*** SELECTED EXTRACT ***
Correct Response: • administer oxygen by mask. Explanation: An amniotic embolism quickly becomes a pulmonary embolism. The woman needs oxygen to compensate for the sudden blockage of blood flow through her lungs.

Question 1 A parent brings a preschool child to the emergency department after the child ingested an unknown quantity of acetaminophen. Which treatment does the nurse anticipate?

Correct Response: • gastric lavage and administration of activated charcoal Explanation: The healthcare provider will probably order gastric lavage or activated charcoal administration. Ipecac syrup is no longer recommended, and an antacid is not an effective treatment for poisoning. Infusing normal saline solution I.V. may be helpful in treating dehydration caused by vomiting, but in itself is not effective in eliminating the poisonous substance.

Question 9 The nurse is preparing a teaching plan for a pregnant woman about the signs and symptoms to be reported immediately to her health care provider. Which signs and symptoms would the nurse include? Select all that apply.
*** End of SELECTED EXTRACT ***
ACTIONS TO TAKE –
1. Set down, word for word, the part of the nursing practice passage that opens with the words containing "Correct Response: • gastric" and closes with "the poisonous substance.".
2. Resume the nursing practice passage, picking up immediately after its final sentence.
The entries presented after this point are taken from a separate source.
*** EXTRACTED RECORDS ***
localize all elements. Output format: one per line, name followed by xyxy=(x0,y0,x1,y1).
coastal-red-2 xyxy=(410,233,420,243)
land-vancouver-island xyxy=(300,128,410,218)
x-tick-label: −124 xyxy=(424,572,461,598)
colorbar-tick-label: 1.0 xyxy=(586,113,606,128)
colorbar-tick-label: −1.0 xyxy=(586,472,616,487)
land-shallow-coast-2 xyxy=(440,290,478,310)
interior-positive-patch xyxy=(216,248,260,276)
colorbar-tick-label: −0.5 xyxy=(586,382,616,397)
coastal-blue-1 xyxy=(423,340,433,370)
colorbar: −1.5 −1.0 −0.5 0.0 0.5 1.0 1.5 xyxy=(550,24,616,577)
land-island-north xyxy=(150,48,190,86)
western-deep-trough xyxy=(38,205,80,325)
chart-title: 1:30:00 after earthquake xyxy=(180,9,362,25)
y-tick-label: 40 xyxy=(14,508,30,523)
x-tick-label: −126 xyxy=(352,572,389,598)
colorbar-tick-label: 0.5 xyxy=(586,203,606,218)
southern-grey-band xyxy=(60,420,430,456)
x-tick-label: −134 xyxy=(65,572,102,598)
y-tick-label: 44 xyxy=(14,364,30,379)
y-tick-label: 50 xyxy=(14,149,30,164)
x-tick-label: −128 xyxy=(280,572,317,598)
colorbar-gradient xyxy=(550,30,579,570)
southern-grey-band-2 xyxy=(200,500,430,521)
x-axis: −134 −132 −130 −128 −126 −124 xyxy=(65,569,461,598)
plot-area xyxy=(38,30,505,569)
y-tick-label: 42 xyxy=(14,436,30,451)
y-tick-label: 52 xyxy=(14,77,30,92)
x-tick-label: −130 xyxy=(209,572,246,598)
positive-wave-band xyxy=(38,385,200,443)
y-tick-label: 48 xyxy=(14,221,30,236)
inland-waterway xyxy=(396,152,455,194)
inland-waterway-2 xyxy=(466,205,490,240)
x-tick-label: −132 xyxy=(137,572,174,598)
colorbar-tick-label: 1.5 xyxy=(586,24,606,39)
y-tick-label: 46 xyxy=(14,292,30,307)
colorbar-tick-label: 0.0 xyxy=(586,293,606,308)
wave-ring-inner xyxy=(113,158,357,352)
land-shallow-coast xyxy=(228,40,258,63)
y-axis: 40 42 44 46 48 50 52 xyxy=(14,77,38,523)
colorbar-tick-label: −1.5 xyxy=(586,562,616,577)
*** End of EXTRACTED RECORDS ***
TASK ANSWERS –
1.
Correct Response: • gastric lavage and administration of activated charcoal Explanation: The healthcare provider will probably order gastric lavage or activated charcoal administration. Ipecac syrup is no longer recommended, and an antacid is not an effective treatment for poisoning. Infusing normal saline solution I.V. may be helpful in treating dehydration caused by vomiting, but in itself is not effective in eliminating the poisonous substance.

2.
Correct Response: • headache with visual changes in the third trimester • sudden leakage of fluid during the second trimester • lower abdominal pain with shoulder pain in the first trimester Explanation: Danger signs and symptoms that need to be reported immediately include headache with visual changes and sudden leakage of fluid in the second trimester and lower abdominal pain accompanied by shoulder pain in the first trimester. Urinary frequency in the third trimester, nausea and vomiting during the first trimester, and backache during the second trimester are common discomforts of pregnancy.

Question 13 A nurse manager attempts to achieve performance improvement in the emergency department of a busy inner-city hospital. Which nursing actions follow Haase and Miller's recommended steps in performance improvement? Select all that apply.

Correct Response: • The nurse discovers that there is a problem with the triage system that is in place in the emergency department. • The nurse calls a meeting of the emergency department interdisciplinary team to effect change in the triage process. • The nurse organizes a task force to implement change in the triage process of a busy emergency department. • The nurse meets with the emergency department staff to assess changes made to the triage process. Explanation: Nurses committed to healthier clients, quality care, reduced costs, and the personal satisfaction of knowing that they are actually making a difference (versus merely wishing things were different) value performance improvement. The four steps, according to Haase & Miller, that are crucial in improving performance include: 1. Discover a problem. 2. Plan a strategy using indicators. 3. Implement a change. 4. Assess the change; if the outcome is not met, plan a new strategy.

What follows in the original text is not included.